CHAPITRE IV -
CONSOLIDER NOS ACQUIS DANS LE
NUCLÉAIRE
La
commission d'enquête en est convaincue : la maîtrise de
l'énergie doit impérativement redevenir une priorité de
façon à desserrer l'étau des contraintes ; les
énergies renouvelables méritent d'être
développées, mais il ne faut cependant pas cacher que, d'ici
2020, elles ne représenteront qu'un très faible pourcentage de
notre bilan énergétique. Au total, ni les unes et ni les autres
ne sauraient à elles seules nous permettre de répondre aux
défis énergétiques d'aujourd'hui et de demain.
Les fondements de notre politique -en tout cas dans un horizon de temps
à échelle humaine- resteront centrés sur les
énergies classiques que sont les énergies fossiles et
l'énergie nucléaire.
Il apparaît donc essentiel que la France continue à consolider ses
acquis dans ces secteurs. C'est une garantie essentielle de la
pérennité et de la sécurité tant de son
développement économique que du bien-être de ses citoyens.
Eu égard à l'évolution des contraintes et du paysage
énergétique mondial, ceci suppose d'abord que notre pays se donne
les moyens d'une politique nucléaire ambitieuse.

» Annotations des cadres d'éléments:
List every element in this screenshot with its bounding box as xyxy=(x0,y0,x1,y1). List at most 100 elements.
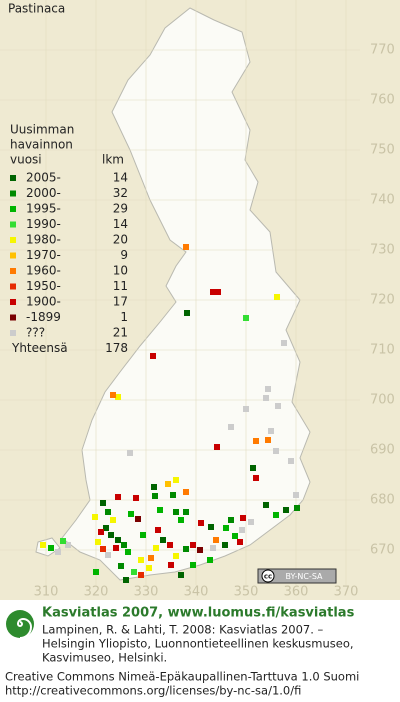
legend-label: 1995- xyxy=(26,202,61,216)
legend-label: 1980- xyxy=(26,233,61,247)
badge-icon-text: cc xyxy=(264,573,272,581)
observation-cell xyxy=(275,403,281,409)
legend-count: 32 xyxy=(113,186,128,200)
observation-cell xyxy=(125,549,131,555)
y-tick-label: 700 xyxy=(370,393,395,408)
legend-label: 1960- xyxy=(26,264,61,278)
x-tick-label: 310 xyxy=(34,585,59,600)
observation-cell xyxy=(210,289,216,295)
observation-cell xyxy=(155,527,161,533)
observation-cell xyxy=(178,517,184,523)
observation-cell xyxy=(100,546,106,552)
observation-cell xyxy=(93,569,99,575)
x-tick-label: 340 xyxy=(184,585,209,600)
observation-cell xyxy=(214,444,220,450)
observation-cell xyxy=(184,310,190,316)
observation-cell xyxy=(265,386,271,392)
observation-cell xyxy=(121,542,127,548)
observation-cell xyxy=(138,557,144,563)
observation-cell xyxy=(232,533,238,539)
legend: 2005- 14 2000- 32 1995- 29 1990- 14 1980- 20 1970-… xyxy=(10,171,128,355)
y-tick-label: 760 xyxy=(370,93,395,108)
observation-cell xyxy=(157,507,163,513)
legend-count: 1 xyxy=(120,310,128,324)
logo-spiral xyxy=(16,617,33,639)
legend-swatch xyxy=(10,221,16,228)
observation-cell xyxy=(105,509,111,515)
observation-cell xyxy=(268,428,274,434)
observation-cell xyxy=(131,569,137,575)
observation-cell xyxy=(263,395,269,401)
y-tick-label: 750 xyxy=(370,143,395,158)
legend-swatch xyxy=(10,206,16,212)
legend-swatch xyxy=(10,237,16,243)
observation-cell xyxy=(198,520,204,526)
observation-cell xyxy=(173,553,179,559)
legend-label: -1899 xyxy=(26,310,61,324)
observation-cell xyxy=(239,527,245,533)
observation-cell xyxy=(183,546,189,552)
observation-cell xyxy=(243,406,249,412)
badge-text: BY-NC-SA xyxy=(285,572,323,581)
license-badge: cc BY-NC-SA xyxy=(257,568,337,584)
x-tick-label: 360 xyxy=(284,585,309,600)
observation-cell xyxy=(208,524,214,530)
observation-cell xyxy=(160,537,166,543)
legend-label: 2005- xyxy=(26,171,61,185)
observation-cell xyxy=(190,542,196,548)
x-tick-label: 370 xyxy=(334,585,359,600)
observation-cell xyxy=(215,289,221,295)
observation-cell xyxy=(183,489,189,495)
y-tick-label: 670 xyxy=(370,543,395,558)
legend-swatch xyxy=(10,330,16,336)
observation-cell xyxy=(178,572,184,578)
observation-cell xyxy=(223,525,229,531)
legend-count: 14 xyxy=(113,217,128,231)
legend-label: 1970- xyxy=(26,248,61,262)
observation-cell xyxy=(103,525,109,531)
observation-cell xyxy=(127,450,133,456)
observation-cell xyxy=(183,509,189,515)
y-tick-label: 680 xyxy=(370,493,395,508)
observation-cell xyxy=(170,492,176,498)
legend-label: 1990- xyxy=(26,217,61,231)
legend-label: ??? xyxy=(26,326,45,340)
observation-cell xyxy=(128,511,134,517)
legend-count-heading: lkm xyxy=(102,153,124,167)
observation-cell xyxy=(55,549,61,555)
observation-cell xyxy=(265,437,271,443)
observation-cell xyxy=(108,532,114,538)
observation-cell xyxy=(110,392,116,398)
total-label: Yhteensä xyxy=(11,341,68,355)
legend-heading: Uusimman xyxy=(10,123,74,137)
observation-cell xyxy=(150,353,156,359)
observation-cell xyxy=(60,538,66,544)
observation-cell xyxy=(40,542,46,548)
legend-label: 1900- xyxy=(26,295,61,309)
logo-circle xyxy=(6,610,34,638)
observation-cell xyxy=(228,517,234,523)
observation-cell xyxy=(167,542,173,548)
legend-swatch xyxy=(10,252,16,259)
observation-cells xyxy=(40,244,300,583)
observation-cell xyxy=(294,505,300,511)
observation-cell xyxy=(273,512,279,518)
citation-line: Kasvimuseo, Helsinki. xyxy=(42,651,167,665)
legend-count: 20 xyxy=(113,233,128,247)
observation-cell xyxy=(173,477,179,483)
observation-cell xyxy=(168,562,174,568)
y-tick-label: 740 xyxy=(370,193,395,208)
observation-cell xyxy=(115,394,121,400)
observation-cell xyxy=(248,519,254,525)
observation-cell xyxy=(273,448,279,454)
legend-swatch xyxy=(10,299,16,305)
observation-cell xyxy=(95,539,101,545)
citation-line: Helsingin Yliopisto, Luonnontieteellinen… xyxy=(42,637,354,651)
observation-cell xyxy=(190,562,196,568)
legend-count: 11 xyxy=(113,279,128,293)
observation-cell xyxy=(146,565,152,571)
legend-count: 9 xyxy=(120,248,128,262)
observation-cell xyxy=(250,465,256,471)
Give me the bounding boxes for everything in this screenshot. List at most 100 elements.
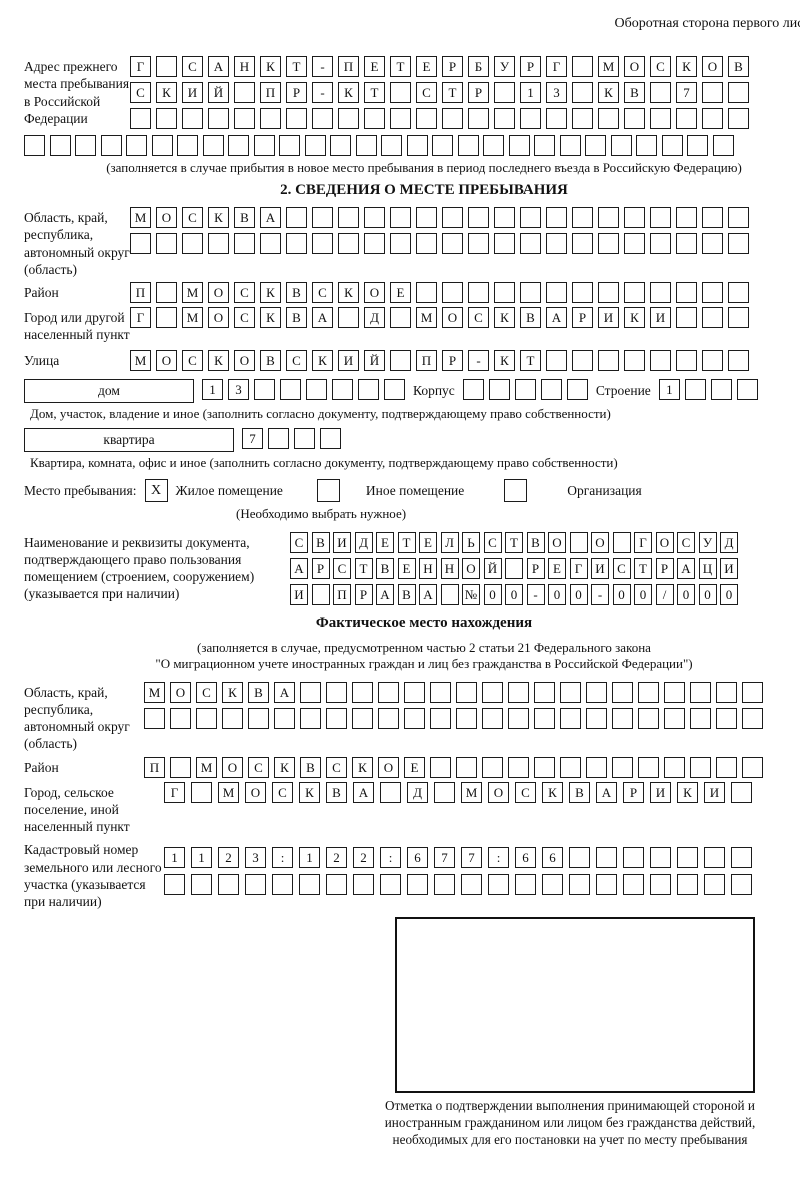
kvartira-caption: Квартира, комната, офис и иное (заполнит…: [30, 454, 618, 470]
char-box: С: [312, 282, 333, 304]
char-box: [364, 233, 385, 254]
char-box: [326, 707, 347, 729]
char-box: [380, 874, 401, 896]
char-box: [702, 349, 723, 371]
option-zhiloe-label: Жилое помещение: [175, 482, 283, 498]
char-box: [560, 756, 581, 778]
char-box: О: [234, 349, 255, 371]
char-box: [177, 135, 198, 156]
char-box: В: [397, 583, 416, 605]
char-box: Т: [505, 531, 523, 553]
char-box: Д: [364, 307, 385, 329]
char-box: 1: [299, 847, 320, 869]
char-box: Т: [390, 56, 411, 77]
char-box: А: [290, 557, 308, 579]
char-box: И: [333, 531, 351, 553]
char-box: [353, 874, 374, 896]
char-box: [488, 874, 509, 896]
char-box: Н: [419, 557, 437, 579]
char-box: [380, 781, 401, 803]
char-box: С: [290, 531, 308, 553]
char-box: О: [156, 349, 177, 371]
char-box: №: [462, 583, 480, 605]
char-box: Е: [416, 56, 437, 77]
char-box: [505, 557, 523, 579]
char-box: [728, 108, 749, 129]
char-box: М: [218, 781, 239, 803]
fact-caption-2: "О миграционном учете иностранных гражда…: [155, 655, 693, 671]
char-box: К: [624, 307, 645, 329]
char-box: В: [286, 307, 307, 329]
document-label: Наименование и реквизиты документа, подт…: [24, 534, 255, 602]
char-box: 6: [542, 847, 563, 869]
char-box: Т: [397, 531, 416, 553]
char-box: О: [624, 56, 645, 77]
char-box: [338, 207, 359, 228]
char-box: 7: [242, 427, 263, 449]
char-box: [430, 707, 451, 729]
char-box: [664, 756, 685, 778]
char-box: [494, 282, 515, 304]
char-box: [384, 378, 405, 400]
char-box: [508, 756, 529, 778]
char-box: [338, 108, 359, 129]
fact-caption-1: (заполняется в случае, предусмотренном ч…: [197, 639, 651, 655]
char-box: Р: [623, 781, 644, 803]
char-box: -: [312, 56, 333, 77]
char-box: 6: [515, 847, 536, 869]
prev-address-row-4: [24, 135, 800, 156]
char-box: Р: [354, 583, 373, 605]
char-box: Г: [546, 56, 567, 77]
char-box: Ц: [698, 557, 717, 579]
char-box: К: [208, 349, 229, 371]
char-box: [286, 108, 307, 129]
char-box: К: [494, 307, 515, 329]
char-box: [320, 427, 341, 449]
char-box: К: [222, 681, 243, 703]
char-box: [702, 233, 723, 254]
char-box: Г: [569, 557, 588, 579]
char-box: С: [272, 781, 293, 803]
char-box: [182, 108, 203, 129]
char-box: [245, 874, 266, 896]
char-box: 0: [677, 583, 695, 605]
char-box: [390, 233, 411, 254]
char-box: [728, 349, 749, 371]
char-box: И: [598, 307, 619, 329]
char-box: Г: [130, 307, 151, 329]
char-box: [352, 681, 373, 703]
char-box: [208, 108, 229, 129]
kvartira-cells: 7: [242, 427, 341, 449]
char-box: [378, 707, 399, 729]
char-box: [569, 874, 590, 896]
char-box: [638, 707, 659, 729]
char-box: [218, 874, 239, 896]
char-box: [144, 707, 165, 729]
char-box: [430, 681, 451, 703]
char-box: К: [494, 349, 515, 371]
char-box: [676, 207, 697, 228]
char-box: [742, 756, 763, 778]
char-box: П: [130, 282, 151, 304]
option-organizaciya-label: Организация: [567, 482, 642, 498]
char-box: [546, 349, 567, 371]
char-box: Н: [440, 557, 459, 579]
stroenie-cells: 1: [658, 378, 758, 400]
char-box: Д: [407, 781, 428, 803]
char-box: :: [380, 847, 401, 869]
mesto-note: (Необходимо выбрать нужное): [236, 505, 407, 521]
char-box: И: [704, 781, 725, 803]
char-box: Е: [390, 282, 411, 304]
char-box: О: [548, 531, 566, 553]
char-box: [170, 756, 191, 778]
char-box: [598, 207, 619, 228]
kvartira-row: квартира 7: [24, 427, 800, 452]
char-box: [432, 135, 453, 156]
char-box: О: [591, 531, 609, 553]
oblast-block: Область, край, республика, автономный ок…: [24, 207, 800, 278]
char-box: П: [416, 349, 437, 371]
char-box: [650, 207, 671, 228]
char-box: М: [598, 56, 619, 77]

» CONSIGNE A:
Reproduisez à l'identique, dans l'extrait sur l'énergie nucléaire, tout le passage qui va de « Les fondements de » jusqu'à « l'énergie nucléaire. ».
» CONSIGNE B:
Poursuivez le texte sur la politique énergétique de la France à partir de sa dernière phrase.
Il n'est pas nécessaire de consulter les données pour ce travail.

» RÉPONSE A:
Les fondements de notre politique -en tout cas dans un horizon de temps
à échelle humaine- resteront centrés sur les
énergies classiques que sont les énergies fossiles et
l'énergie nucléaire.

» RÉPONSE B:
La France occupe une situation éminente dans un certain nombre de
secteurs de haute technologie. Avec des domaines d'excellence tels que
l'aéronautique, l'espace et la construction ferroviaire,
l'industrie
nucléaire constitue l'un des fers de lance de notre industrie.
Elle
participe à la compétitivité de notre économie,
tant sur le marché domestique que sur les marchés
extérieurs.
Mais, on le sait, en France comme ailleurs, le nucléaire ne peut
avoir d'avenir et l'opinion publique ne saurait l'accepter qu'à deux
conditions :
- que la technologie soit à la fois sûre et
compétitive ;
- et que soit maîtrisée la gestion de l'aval du cycle
nucléaire, notamment le sort des déchets
radioactifs.
I. LA FILIÈRE NUCLÉAIRE DOIT RESTER UN FER DE LANCE DE L'INDUSTRIE FRANÇAISE
La
filière nucléaire française représente un secteur
de haute technologie qui occupe une place essentielle dans notre
économie.
Il ne faudrait cependant pas croire, au motif qu'un certain nombre de pays
industrialisés ont ralenti, voire stoppé, leurs programmes
électronucléaires pour des raisons économiques ou
politiques, que l'énergie nucléaire serait inéluctablement
sans avenir et la France, le seul pays à persévérer dans
une voie que certains assimilent -à tort- à une impasse.
En réalité, ne nous y trompons pas : nos compétiteurs
poursuivent leurs avancées, notamment en direction des marchés
extérieurs, même lorsque leur marché intérieur leur
est interdit.
Or, dans le même temps, le Gouvernement français -au cours du
Conseil interministériel du 2 février 1998- a
adopté certaines mesures qui pourraient remettre en cause la
cohérence de la filière nucléaire et gravement handicaper
l'avenir de l'industrie électronucléaire française.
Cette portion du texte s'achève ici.